**The problem**
Please retype, word for word, the part of the post on the Colorado recall mail ballots that opens with the words containing "What does this" and closes with "of voters…for nothing.".

(Beginning of Source passage)

Mission Accomplished? No New Candidates, No Mail Ballots Either

  • 29 Comments
  • by: Colorado Pols

treachery

Colorado Springs Gazette:

Today Secretary of State Scott Gessler announced that Jan Brooks, Libertarian candidate for the State Senate District 11 recall election, failed to collect enough valid signatures to qualify for the ballot.

The Pueblo Chieftain reported this morning that a potential alternate candidate in the SD-3 recall against Sen Angela Giron, Richard Anglund, also did not submit enough signatures to reach the ballot.

What does this mean? It means the lawsuit which stopped the delivery of mail ballots to registered voters in these elections and–at least at the time–invalidated mail ballots that had already been sent to overseas military voters was pointless. It's our understanding that those already-mailed overseas ballots will count now. But a much larger problem is, mail ballots were prevented from being mailed to tens of thousands of voters…for nothing.

Folks, we can't help but strongly suspect that stopping those mail ballots from going out was the only goal here all along. It's a generally accepted fact that lower turnout and more difficult voting in these recalls, as with most elections, will favor the GOP's successor candidates.

Did Libertarians just get used to suppress the vote for the GOP, or were they willing agents?

Comments

29 thoughts on “Mission Accomplished? No New Candidates, No Mail Ballots Either

  1. This would be a masterstroke of vote suppression. 70% of voters vote by mail. Those ballots were stopped by, as it turns out, bullshit.

    A textbook dirty trick…

    1. Oh come on. The law is the law. Mail ballots violated the recall law whether there are candidates or not. Democrats need to point the finger back at themselves.

(End of Source passage)
(Beginning of Record set)

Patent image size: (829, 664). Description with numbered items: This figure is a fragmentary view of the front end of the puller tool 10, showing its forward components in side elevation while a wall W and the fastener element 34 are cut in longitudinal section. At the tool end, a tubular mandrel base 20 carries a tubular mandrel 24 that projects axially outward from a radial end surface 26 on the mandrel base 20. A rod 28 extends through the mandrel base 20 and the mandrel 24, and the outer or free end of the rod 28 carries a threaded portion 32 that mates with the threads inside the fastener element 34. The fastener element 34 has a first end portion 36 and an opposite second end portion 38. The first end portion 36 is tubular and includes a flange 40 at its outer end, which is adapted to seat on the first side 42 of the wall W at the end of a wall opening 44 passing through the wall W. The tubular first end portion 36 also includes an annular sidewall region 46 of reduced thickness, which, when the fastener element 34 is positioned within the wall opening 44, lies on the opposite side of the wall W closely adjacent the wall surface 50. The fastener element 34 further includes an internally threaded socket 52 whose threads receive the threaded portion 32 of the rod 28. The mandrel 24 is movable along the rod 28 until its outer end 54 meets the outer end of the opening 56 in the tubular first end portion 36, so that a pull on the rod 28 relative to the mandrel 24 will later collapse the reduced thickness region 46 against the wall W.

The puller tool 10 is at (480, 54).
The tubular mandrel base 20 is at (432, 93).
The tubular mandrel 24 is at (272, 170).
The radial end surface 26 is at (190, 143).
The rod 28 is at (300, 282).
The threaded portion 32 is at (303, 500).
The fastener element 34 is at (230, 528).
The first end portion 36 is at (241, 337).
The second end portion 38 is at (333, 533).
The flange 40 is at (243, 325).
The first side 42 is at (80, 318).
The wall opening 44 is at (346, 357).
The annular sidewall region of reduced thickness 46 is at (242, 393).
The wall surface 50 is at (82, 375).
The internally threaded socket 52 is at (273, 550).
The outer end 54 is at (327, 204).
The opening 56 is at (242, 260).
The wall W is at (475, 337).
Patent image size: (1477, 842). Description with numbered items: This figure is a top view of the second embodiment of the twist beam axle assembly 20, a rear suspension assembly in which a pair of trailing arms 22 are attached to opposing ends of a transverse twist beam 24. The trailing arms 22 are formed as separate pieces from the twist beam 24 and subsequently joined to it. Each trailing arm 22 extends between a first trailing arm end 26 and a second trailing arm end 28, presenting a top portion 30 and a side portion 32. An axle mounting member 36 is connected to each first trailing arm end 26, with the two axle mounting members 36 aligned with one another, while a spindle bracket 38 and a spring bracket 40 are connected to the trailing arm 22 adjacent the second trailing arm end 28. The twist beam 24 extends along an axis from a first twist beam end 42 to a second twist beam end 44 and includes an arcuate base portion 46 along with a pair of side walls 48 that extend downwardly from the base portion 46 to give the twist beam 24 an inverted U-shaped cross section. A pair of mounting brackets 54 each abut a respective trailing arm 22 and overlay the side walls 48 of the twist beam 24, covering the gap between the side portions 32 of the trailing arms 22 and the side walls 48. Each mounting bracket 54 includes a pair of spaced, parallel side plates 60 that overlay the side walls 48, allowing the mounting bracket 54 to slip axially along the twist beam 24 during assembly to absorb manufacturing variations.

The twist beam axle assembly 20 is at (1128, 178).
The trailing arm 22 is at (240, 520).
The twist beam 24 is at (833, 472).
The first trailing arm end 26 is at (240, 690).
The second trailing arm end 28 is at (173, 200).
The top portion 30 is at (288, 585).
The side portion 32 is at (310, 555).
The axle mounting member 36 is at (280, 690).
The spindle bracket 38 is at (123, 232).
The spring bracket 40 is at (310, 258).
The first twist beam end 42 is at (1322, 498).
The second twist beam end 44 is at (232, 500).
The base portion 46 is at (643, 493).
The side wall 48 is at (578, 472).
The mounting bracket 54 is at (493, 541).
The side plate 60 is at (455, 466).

(End of Record set)

**Exercise response**
What does this mean? It means the lawsuit which stopped the delivery of mail ballots to registered voters in these elections and–at least at the time–invalidated mail ballots that had already been sent to overseas military voters was pointless. It's our understanding that those already-mailed overseas ballots will count now. But a much larger problem is, mail ballots were prevented from being mailed to tens of thousands of voters…for nothing.